Do this: Can you reproduce the listing below word for word, from its first line through the line containing "chevron-down-icon: [787, 66, 798, 76]", including both, and nothing beyond that?

Information provided:
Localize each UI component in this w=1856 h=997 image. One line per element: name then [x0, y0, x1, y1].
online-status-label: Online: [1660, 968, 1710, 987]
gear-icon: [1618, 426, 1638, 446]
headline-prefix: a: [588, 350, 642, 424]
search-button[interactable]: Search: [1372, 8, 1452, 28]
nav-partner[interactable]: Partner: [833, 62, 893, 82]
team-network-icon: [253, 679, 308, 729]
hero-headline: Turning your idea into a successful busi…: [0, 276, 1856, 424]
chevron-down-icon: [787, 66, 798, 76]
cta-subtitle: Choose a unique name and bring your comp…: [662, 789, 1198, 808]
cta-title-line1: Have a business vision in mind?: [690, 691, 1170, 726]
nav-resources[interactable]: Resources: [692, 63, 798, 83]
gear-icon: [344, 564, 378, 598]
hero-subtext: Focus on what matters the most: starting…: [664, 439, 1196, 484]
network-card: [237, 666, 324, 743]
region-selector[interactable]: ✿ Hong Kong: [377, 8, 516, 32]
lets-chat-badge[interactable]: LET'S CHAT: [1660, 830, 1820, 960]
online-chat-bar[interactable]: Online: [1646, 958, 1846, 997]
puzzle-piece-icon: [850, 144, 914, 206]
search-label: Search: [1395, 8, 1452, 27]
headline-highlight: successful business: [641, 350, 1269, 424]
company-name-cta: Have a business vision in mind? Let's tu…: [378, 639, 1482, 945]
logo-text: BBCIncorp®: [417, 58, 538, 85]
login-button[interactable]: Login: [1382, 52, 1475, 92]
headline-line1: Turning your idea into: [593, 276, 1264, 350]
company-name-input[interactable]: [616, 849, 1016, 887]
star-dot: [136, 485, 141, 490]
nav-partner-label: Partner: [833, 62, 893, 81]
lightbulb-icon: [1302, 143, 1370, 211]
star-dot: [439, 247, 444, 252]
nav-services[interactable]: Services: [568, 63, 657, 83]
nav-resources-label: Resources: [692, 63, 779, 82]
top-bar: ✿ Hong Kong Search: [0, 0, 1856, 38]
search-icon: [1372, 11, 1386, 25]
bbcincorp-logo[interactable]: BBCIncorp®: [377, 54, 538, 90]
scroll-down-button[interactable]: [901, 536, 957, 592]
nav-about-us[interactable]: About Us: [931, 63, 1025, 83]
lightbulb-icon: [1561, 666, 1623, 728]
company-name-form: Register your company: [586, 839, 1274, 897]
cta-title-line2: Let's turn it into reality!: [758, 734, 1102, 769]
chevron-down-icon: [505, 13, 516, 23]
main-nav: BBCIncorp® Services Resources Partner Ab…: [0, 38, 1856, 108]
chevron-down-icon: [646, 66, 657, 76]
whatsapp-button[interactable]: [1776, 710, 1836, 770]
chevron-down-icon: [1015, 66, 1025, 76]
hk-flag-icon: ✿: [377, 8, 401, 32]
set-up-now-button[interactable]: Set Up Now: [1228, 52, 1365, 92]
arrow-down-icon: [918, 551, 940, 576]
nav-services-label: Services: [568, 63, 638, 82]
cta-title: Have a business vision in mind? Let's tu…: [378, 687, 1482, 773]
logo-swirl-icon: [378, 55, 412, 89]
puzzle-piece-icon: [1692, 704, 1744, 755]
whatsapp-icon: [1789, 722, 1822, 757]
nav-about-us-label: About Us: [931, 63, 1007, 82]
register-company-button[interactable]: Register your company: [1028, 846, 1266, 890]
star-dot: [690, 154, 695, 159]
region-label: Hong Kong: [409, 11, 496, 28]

Answer below:
Localize each UI component in this w=1856 h=997 image. One line per element: name then [x0, y0, x1, y1].
online-status-label: Online: [1660, 968, 1710, 987]
gear-icon: [1618, 426, 1638, 446]
headline-prefix: a: [588, 350, 642, 424]
search-button[interactable]: Search: [1372, 8, 1452, 28]
nav-partner[interactable]: Partner: [833, 62, 893, 82]
team-network-icon: [253, 679, 308, 729]
hero-headline: Turning your idea into a successful busi…: [0, 276, 1856, 424]
chevron-down-icon: [787, 66, 798, 76]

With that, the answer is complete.